*Short problem*: Type the records out again in full, exactly.

____ Data supplied

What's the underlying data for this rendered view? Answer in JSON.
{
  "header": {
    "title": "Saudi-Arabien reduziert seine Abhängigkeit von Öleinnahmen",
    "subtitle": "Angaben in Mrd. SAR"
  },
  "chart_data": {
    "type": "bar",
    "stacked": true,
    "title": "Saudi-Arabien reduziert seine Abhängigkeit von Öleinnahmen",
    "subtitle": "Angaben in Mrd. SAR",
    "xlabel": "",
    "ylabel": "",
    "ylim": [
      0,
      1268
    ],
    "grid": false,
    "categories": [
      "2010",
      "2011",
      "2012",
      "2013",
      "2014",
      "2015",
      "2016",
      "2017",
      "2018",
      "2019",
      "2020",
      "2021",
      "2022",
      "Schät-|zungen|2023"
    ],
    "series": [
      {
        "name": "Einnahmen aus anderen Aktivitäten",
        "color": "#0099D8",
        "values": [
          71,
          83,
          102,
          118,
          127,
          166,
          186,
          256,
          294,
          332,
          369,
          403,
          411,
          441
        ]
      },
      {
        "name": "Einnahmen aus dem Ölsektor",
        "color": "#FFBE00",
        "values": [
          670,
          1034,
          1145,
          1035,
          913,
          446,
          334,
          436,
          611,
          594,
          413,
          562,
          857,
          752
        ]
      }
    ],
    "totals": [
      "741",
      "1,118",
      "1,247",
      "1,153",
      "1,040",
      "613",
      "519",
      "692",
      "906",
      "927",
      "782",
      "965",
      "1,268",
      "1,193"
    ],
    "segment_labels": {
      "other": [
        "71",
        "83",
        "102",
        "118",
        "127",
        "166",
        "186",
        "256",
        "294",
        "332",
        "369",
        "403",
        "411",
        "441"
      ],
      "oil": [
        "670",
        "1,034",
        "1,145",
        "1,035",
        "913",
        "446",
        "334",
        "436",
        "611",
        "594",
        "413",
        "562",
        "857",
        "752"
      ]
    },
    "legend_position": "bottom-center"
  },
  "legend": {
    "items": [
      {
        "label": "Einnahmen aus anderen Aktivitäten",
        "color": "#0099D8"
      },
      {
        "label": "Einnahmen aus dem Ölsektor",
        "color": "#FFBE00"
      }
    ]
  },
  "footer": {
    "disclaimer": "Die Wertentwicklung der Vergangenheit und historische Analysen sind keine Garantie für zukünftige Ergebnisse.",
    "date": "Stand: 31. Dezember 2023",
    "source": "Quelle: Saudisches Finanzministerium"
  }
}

________

*Output for this exercise*:
What's the underlying data for this rendered view? Answer in JSON.
{
  "header": {
    "title": "Saudi-Arabien reduziert seine Abhängigkeit von Öleinnahmen",
    "subtitle": "Angaben in Mrd. SAR"
  },
  "chart_data": {
    "type": "bar",
    "stacked": true,
    "title": "Saudi-Arabien reduziert seine Abhängigkeit von Öleinnahmen",
    "subtitle": "Angaben in Mrd. SAR",
    "xlabel": "",
    "ylabel": "",
    "ylim": [
      0,
      1268
    ],
    "grid": false,
    "categories": [
      "2010",
      "2011",
      "2012",
      "2013",
      "2014",
      "2015",
      "2016",
      "2017",
      "2018",
      "2019",
      "2020",
      "2021",
      "2022",
      "Schät-|zungen|2023"
    ],
    "series": [
      {
        "name": "Einnahmen aus anderen Aktivitäten",
        "color": "#0099D8",
        "values": [
          71,
          83,
          102,
          118,
          127,
          166,
          186,
          256,
          294,
          332,
          369,
          403,
          411,
          441
        ]
      },
      {
        "name": "Einnahmen aus dem Ölsektor",
        "color": "#FFBE00",
        "values": [
          670,
          1034,
          1145,
          1035,
          913,
          446,
          334,
          436,
          611,
          594,
          413,
          562,
          857,
          752
        ]
      }
    ],
    "totals": [
      "741",
      "1,118",
      "1,247",
      "1,153",
      "1,040",
      "613",
      "519",
      "692",
      "906",
      "927",
      "782",
      "965",
      "1,268",
      "1,193"
    ],
    "segment_labels": {
      "other": [
        "71",
        "83",
        "102",
        "118",
        "127",
        "166",
        "186",
        "256",
        "294",
        "332",
        "369",
        "403",
        "411",
        "441"
      ],
      "oil": [
        "670",
        "1,034",
        "1,145",
        "1,035",
        "913",
        "446",
        "334",
        "436",
        "611",
        "594",
        "413",
        "562",
        "857",
        "752"
      ]
    },
    "legend_position": "bottom-center"
  },
  "legend": {
    "items": [
      {
        "label": "Einnahmen aus anderen Aktivitäten",
        "color": "#0099D8"
      },
      {
        "label": "Einnahmen aus dem Ölsektor",
        "color": "#FFBE00"
      }
    ]
  },
  "footer": {
    "disclaimer": "Die Wertentwicklung der Vergangenheit und historische Analysen sind keine Garantie für zukünftige Ergebnisse.",
    "date": "Stand: 31. Dezember 2023",
    "source": "Quelle: Saudisches Finanzministerium"
  }
}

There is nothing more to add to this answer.